■ **AIM**
Reproduce the listing below character for character; drop every image.

■ **INPUT**
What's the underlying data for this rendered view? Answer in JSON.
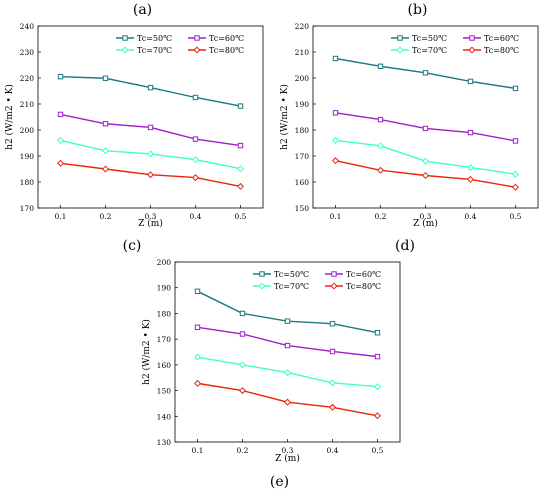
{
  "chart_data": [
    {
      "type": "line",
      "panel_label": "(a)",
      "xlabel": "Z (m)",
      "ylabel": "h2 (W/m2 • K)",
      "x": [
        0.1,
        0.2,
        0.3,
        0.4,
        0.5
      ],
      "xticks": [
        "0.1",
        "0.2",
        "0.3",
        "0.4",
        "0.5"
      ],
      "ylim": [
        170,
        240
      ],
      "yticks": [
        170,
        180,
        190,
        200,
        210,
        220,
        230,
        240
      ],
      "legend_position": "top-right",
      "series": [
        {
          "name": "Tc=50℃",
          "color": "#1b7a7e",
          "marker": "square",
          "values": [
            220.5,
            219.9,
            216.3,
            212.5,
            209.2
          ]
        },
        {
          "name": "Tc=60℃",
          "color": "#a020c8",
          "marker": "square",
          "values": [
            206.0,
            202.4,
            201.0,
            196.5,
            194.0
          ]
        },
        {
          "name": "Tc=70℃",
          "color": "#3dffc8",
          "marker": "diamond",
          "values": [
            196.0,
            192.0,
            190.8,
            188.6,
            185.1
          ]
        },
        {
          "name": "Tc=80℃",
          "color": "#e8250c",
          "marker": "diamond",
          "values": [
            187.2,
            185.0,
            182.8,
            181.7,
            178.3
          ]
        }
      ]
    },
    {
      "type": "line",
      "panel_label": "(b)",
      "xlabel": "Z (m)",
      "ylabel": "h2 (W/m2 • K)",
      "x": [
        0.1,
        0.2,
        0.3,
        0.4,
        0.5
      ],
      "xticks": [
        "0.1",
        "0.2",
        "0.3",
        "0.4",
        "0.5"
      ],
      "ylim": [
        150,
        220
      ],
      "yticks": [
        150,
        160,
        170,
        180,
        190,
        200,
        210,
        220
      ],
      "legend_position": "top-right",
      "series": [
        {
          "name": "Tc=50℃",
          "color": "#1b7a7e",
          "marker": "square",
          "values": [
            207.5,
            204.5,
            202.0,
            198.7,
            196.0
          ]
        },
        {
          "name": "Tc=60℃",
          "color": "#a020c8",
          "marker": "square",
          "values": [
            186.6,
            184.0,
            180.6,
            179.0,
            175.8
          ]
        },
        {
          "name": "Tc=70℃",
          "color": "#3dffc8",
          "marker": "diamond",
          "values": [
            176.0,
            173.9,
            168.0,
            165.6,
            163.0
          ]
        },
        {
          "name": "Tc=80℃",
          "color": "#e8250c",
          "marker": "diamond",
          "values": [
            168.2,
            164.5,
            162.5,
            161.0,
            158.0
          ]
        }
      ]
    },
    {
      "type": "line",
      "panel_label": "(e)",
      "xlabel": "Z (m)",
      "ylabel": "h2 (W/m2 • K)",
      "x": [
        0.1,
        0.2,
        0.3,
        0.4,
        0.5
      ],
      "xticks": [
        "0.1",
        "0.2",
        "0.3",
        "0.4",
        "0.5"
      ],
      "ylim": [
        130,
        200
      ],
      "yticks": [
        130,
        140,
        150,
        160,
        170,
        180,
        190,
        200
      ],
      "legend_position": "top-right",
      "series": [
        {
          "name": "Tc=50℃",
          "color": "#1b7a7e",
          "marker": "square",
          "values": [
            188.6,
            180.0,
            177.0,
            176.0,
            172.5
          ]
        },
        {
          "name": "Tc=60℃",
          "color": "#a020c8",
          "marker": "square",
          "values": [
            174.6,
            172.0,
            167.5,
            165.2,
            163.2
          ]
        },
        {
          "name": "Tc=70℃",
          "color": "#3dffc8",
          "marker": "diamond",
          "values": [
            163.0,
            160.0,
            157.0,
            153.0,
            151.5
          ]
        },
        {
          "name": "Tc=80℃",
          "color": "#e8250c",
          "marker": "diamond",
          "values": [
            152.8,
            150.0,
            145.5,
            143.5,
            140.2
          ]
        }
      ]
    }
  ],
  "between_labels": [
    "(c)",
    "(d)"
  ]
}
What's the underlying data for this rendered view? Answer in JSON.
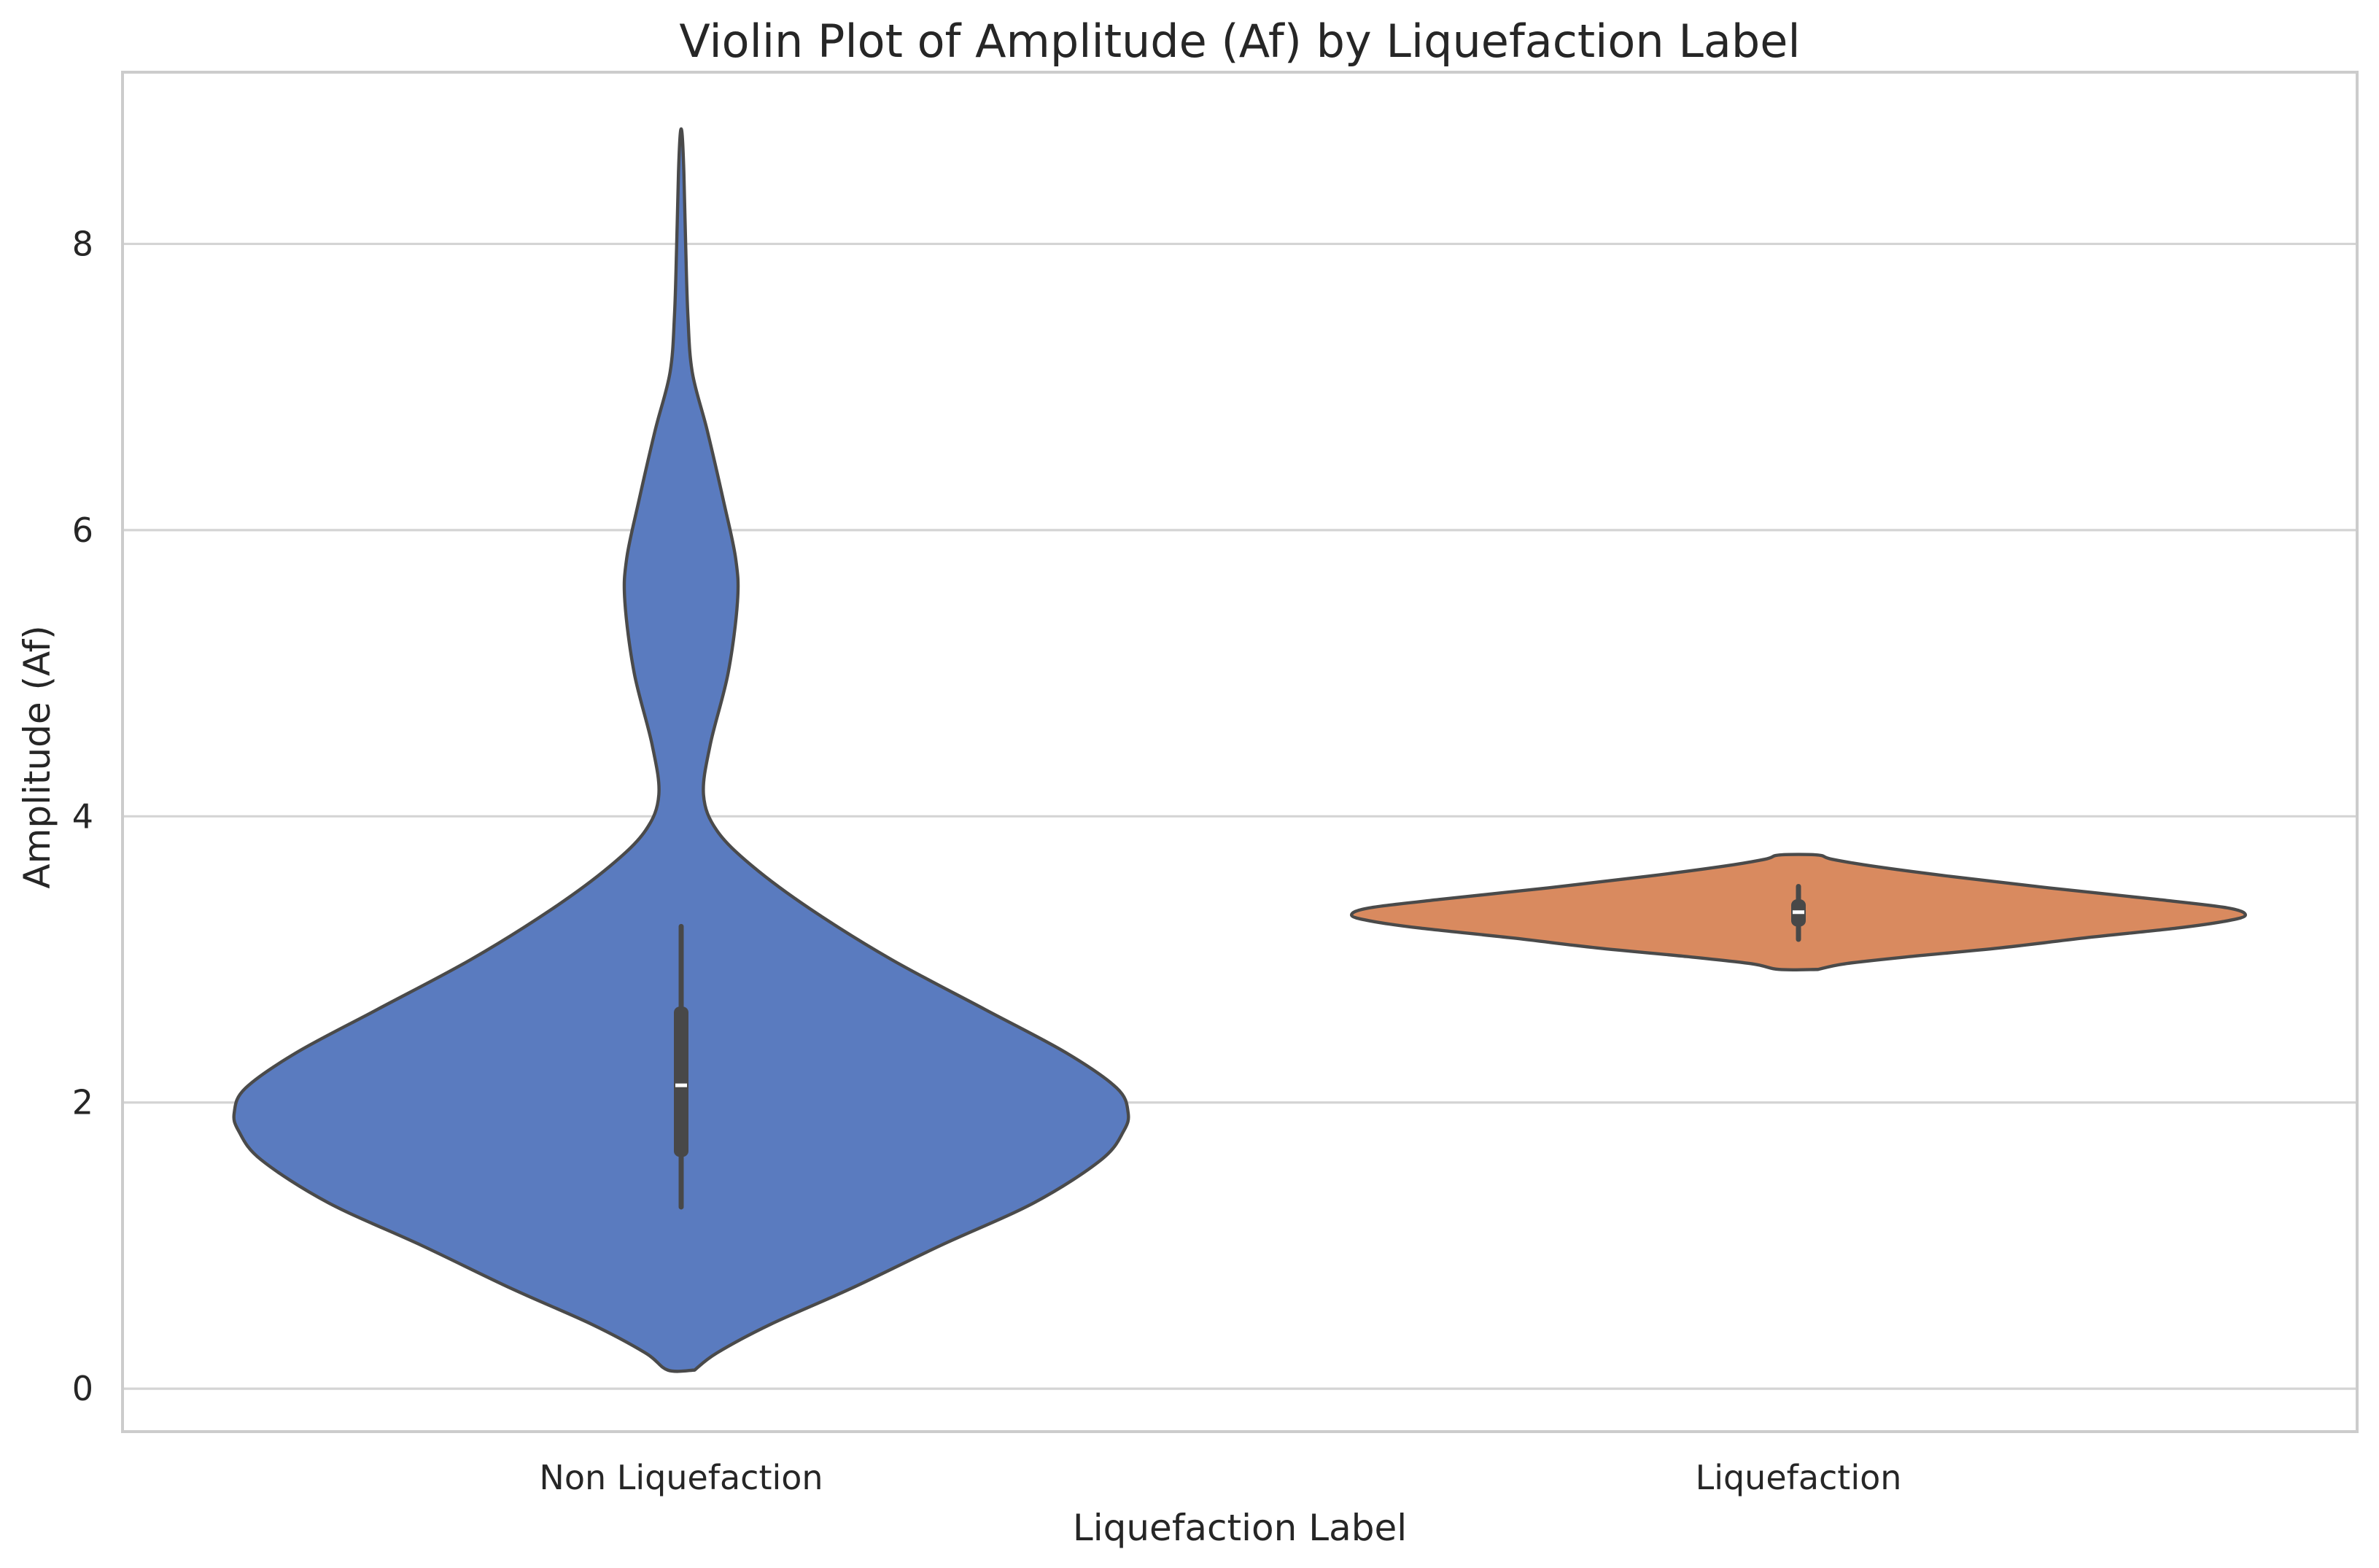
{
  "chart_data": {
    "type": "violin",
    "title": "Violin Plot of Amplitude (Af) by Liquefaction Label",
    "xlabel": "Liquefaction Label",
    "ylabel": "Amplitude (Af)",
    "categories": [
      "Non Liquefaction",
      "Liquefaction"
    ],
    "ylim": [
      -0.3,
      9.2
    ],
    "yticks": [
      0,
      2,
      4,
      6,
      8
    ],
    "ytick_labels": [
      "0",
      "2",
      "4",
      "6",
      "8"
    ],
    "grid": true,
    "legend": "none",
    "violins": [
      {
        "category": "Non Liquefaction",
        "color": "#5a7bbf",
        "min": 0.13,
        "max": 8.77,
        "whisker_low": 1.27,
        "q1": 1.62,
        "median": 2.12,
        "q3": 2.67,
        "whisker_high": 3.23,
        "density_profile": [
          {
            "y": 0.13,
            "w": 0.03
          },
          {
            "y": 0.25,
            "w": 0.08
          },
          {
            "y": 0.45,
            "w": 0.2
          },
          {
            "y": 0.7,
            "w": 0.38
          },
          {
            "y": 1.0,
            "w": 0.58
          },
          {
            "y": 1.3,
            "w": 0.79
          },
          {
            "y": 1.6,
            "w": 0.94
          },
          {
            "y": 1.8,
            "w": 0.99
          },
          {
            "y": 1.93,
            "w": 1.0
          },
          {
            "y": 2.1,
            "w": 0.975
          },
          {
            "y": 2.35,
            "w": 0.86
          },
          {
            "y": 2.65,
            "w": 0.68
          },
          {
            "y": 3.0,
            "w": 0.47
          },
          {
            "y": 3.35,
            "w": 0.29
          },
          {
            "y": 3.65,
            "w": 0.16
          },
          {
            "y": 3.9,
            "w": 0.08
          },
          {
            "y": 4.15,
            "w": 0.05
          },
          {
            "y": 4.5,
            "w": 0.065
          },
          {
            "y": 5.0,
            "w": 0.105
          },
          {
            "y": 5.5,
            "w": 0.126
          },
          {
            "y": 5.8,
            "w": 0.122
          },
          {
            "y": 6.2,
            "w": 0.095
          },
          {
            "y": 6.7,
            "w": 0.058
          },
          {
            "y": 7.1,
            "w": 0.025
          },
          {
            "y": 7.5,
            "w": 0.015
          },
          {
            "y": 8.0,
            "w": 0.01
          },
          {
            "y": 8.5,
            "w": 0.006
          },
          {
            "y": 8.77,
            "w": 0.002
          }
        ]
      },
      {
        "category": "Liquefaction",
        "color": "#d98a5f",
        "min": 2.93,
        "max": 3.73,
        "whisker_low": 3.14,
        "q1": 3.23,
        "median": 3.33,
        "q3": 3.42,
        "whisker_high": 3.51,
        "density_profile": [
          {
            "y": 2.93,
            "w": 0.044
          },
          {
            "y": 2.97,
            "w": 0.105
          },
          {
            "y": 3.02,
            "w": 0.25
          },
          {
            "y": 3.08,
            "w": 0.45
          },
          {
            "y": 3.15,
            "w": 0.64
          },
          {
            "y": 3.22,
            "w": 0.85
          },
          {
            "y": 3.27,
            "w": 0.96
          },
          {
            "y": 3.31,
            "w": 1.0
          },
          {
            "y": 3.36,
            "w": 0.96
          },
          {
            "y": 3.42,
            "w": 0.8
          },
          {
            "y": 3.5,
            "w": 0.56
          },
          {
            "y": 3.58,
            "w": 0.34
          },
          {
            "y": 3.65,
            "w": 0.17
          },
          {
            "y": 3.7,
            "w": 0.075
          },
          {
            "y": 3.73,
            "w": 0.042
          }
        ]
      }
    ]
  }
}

■ **RESPONSE**
What's the underlying data for this rendered view? Answer in JSON.
{
  "chart_data": [
    {
      "type": "line",
      "panel_label": "(a)",
      "xlabel": "Z (m)",
      "ylabel": "h2 (W/m2 • K)",
      "x": [
        0.1,
        0.2,
        0.3,
        0.4,
        0.5
      ],
      "xticks": [
        "0.1",
        "0.2",
        "0.3",
        "0.4",
        "0.5"
      ],
      "ylim": [
        170,
        240
      ],
      "yticks": [
        170,
        180,
        190,
        200,
        210,
        220,
        230,
        240
      ],
      "legend_position": "top-right",
      "series": [
        {
          "name": "Tc=50℃",
          "color": "#1b7a7e",
          "marker": "square",
          "values": [
            220.5,
            219.9,
            216.3,
            212.5,
            209.2
          ]
        },
        {
          "name": "Tc=60℃",
          "color": "#a020c8",
          "marker": "square",
          "values": [
            206.0,
            202.4,
            201.0,
            196.5,
            194.0
          ]
        },
        {
          "name": "Tc=70℃",
          "color": "#3dffc8",
          "marker": "diamond",
          "values": [
            196.0,
            192.0,
            190.8,
            188.6,
            185.1
          ]
        },
        {
          "name": "Tc=80℃",
          "color": "#e8250c",
          "marker": "diamond",
          "values": [
            187.2,
            185.0,
            182.8,
            181.7,
            178.3
          ]
        }
      ]
    },
    {
      "type": "line",
      "panel_label": "(b)",
      "xlabel": "Z (m)",
      "ylabel": "h2 (W/m2 • K)",
      "x": [
        0.1,
        0.2,
        0.3,
        0.4,
        0.5
      ],
      "xticks": [
        "0.1",
        "0.2",
        "0.3",
        "0.4",
        "0.5"
      ],
      "ylim": [
        150,
        220
      ],
      "yticks": [
        150,
        160,
        170,
        180,
        190,
        200,
        210,
        220
      ],
      "legend_position": "top-right",
      "series": [
        {
          "name": "Tc=50℃",
          "color": "#1b7a7e",
          "marker": "square",
          "values": [
            207.5,
            204.5,
            202.0,
            198.7,
            196.0
          ]
        },
        {
          "name": "Tc=60℃",
          "color": "#a020c8",
          "marker": "square",
          "values": [
            186.6,
            184.0,
            180.6,
            179.0,
            175.8
          ]
        },
        {
          "name": "Tc=70℃",
          "color": "#3dffc8",
          "marker": "diamond",
          "values": [
            176.0,
            173.9,
            168.0,
            165.6,
            163.0
          ]
        },
        {
          "name": "Tc=80℃",
          "color": "#e8250c",
          "marker": "diamond",
          "values": [
            168.2,
            164.5,
            162.5,
            161.0,
            158.0
          ]
        }
      ]
    },
    {
      "type": "line",
      "panel_label": "(e)",
      "xlabel": "Z (m)",
      "ylabel": "h2 (W/m2 • K)",
      "x": [
        0.1,
        0.2,
        0.3,
        0.4,
        0.5
      ],
      "xticks": [
        "0.1",
        "0.2",
        "0.3",
        "0.4",
        "0.5"
      ],
      "ylim": [
        130,
        200
      ],
      "yticks": [
        130,
        140,
        150,
        160,
        170,
        180,
        190,
        200
      ],
      "legend_position": "top-right",
      "series": [
        {
          "name": "Tc=50℃",
          "color": "#1b7a7e",
          "marker": "square",
          "values": [
            188.6,
            180.0,
            177.0,
            176.0,
            172.5
          ]
        },
        {
          "name": "Tc=60℃",
          "color": "#a020c8",
          "marker": "square",
          "values": [
            174.6,
            172.0,
            167.5,
            165.2,
            163.2
          ]
        },
        {
          "name": "Tc=70℃",
          "color": "#3dffc8",
          "marker": "diamond",
          "values": [
            163.0,
            160.0,
            157.0,
            153.0,
            151.5
          ]
        },
        {
          "name": "Tc=80℃",
          "color": "#e8250c",
          "marker": "diamond",
          "values": [
            152.8,
            150.0,
            145.5,
            143.5,
            140.2
          ]
        }
      ]
    }
  ],
  "between_labels": [
    "(c)",
    "(d)"
  ]
}
What's the underlying data for this rendered view? Answer in JSON.
{
  "chart_data": {
    "type": "violin",
    "title": "Violin Plot of Amplitude (Af) by Liquefaction Label",
    "xlabel": "Liquefaction Label",
    "ylabel": "Amplitude (Af)",
    "categories": [
      "Non Liquefaction",
      "Liquefaction"
    ],
    "ylim": [
      -0.3,
      9.2
    ],
    "yticks": [
      0,
      2,
      4,
      6,
      8
    ],
    "ytick_labels": [
      "0",
      "2",
      "4",
      "6",
      "8"
    ],
    "grid": true,
    "legend": "none",
    "violins": [
      {
        "category": "Non Liquefaction",
        "color": "#5a7bbf",
        "min": 0.13,
        "max": 8.77,
        "whisker_low": 1.27,
        "q1": 1.62,
        "median": 2.12,
        "q3": 2.67,
        "whisker_high": 3.23,
        "density_profile": [
          {
            "y": 0.13,
            "w": 0.03
          },
          {
            "y": 0.25,
            "w": 0.08
          },
          {
            "y": 0.45,
            "w": 0.2
          },
          {
            "y": 0.7,
            "w": 0.38
          },
          {
            "y": 1.0,
            "w": 0.58
          },
          {
            "y": 1.3,
            "w": 0.79
          },
          {
            "y": 1.6,
            "w": 0.94
          },
          {
            "y": 1.8,
            "w": 0.99
          },
          {
            "y": 1.93,
            "w": 1.0
          },
          {
            "y": 2.1,
            "w": 0.975
          },
          {
            "y": 2.35,
            "w": 0.86
          },
          {
            "y": 2.65,
            "w": 0.68
          },
          {
            "y": 3.0,
            "w": 0.47
          },
          {
            "y": 3.35,
            "w": 0.29
          },
          {
            "y": 3.65,
            "w": 0.16
          },
          {
            "y": 3.9,
            "w": 0.08
          },
          {
            "y": 4.15,
            "w": 0.05
          },
          {
            "y": 4.5,
            "w": 0.065
          },
          {
            "y": 5.0,
            "w": 0.105
          },
          {
            "y": 5.5,
            "w": 0.126
          },
          {
            "y": 5.8,
            "w": 0.122
          },
          {
            "y": 6.2,
            "w": 0.095
          },
          {
            "y": 6.7,
            "w": 0.058
          },
          {
            "y": 7.1,
            "w": 0.025
          },
          {
            "y": 7.5,
            "w": 0.015
          },
          {
            "y": 8.0,
            "w": 0.01
          },
          {
            "y": 8.5,
            "w": 0.006
          },
          {
            "y": 8.77,
            "w": 0.002
          }
        ]
      },
      {
        "category": "Liquefaction",
        "color": "#d98a5f",
        "min": 2.93,
        "max": 3.73,
        "whisker_low": 3.14,
        "q1": 3.23,
        "median": 3.33,
        "q3": 3.42,
        "whisker_high": 3.51,
        "density_profile": [
          {
            "y": 2.93,
            "w": 0.044
          },
          {
            "y": 2.97,
            "w": 0.105
          },
          {
            "y": 3.02,
            "w": 0.25
          },
          {
            "y": 3.08,
            "w": 0.45
          },
          {
            "y": 3.15,
            "w": 0.64
          },
          {
            "y": 3.22,
            "w": 0.85
          },
          {
            "y": 3.27,
            "w": 0.96
          },
          {
            "y": 3.31,
            "w": 1.0
          },
          {
            "y": 3.36,
            "w": 0.96
          },
          {
            "y": 3.42,
            "w": 0.8
          },
          {
            "y": 3.5,
            "w": 0.56
          },
          {
            "y": 3.58,
            "w": 0.34
          },
          {
            "y": 3.65,
            "w": 0.17
          },
          {
            "y": 3.7,
            "w": 0.075
          },
          {
            "y": 3.73,
            "w": 0.042
          }
        ]
      }
    ]
  }
}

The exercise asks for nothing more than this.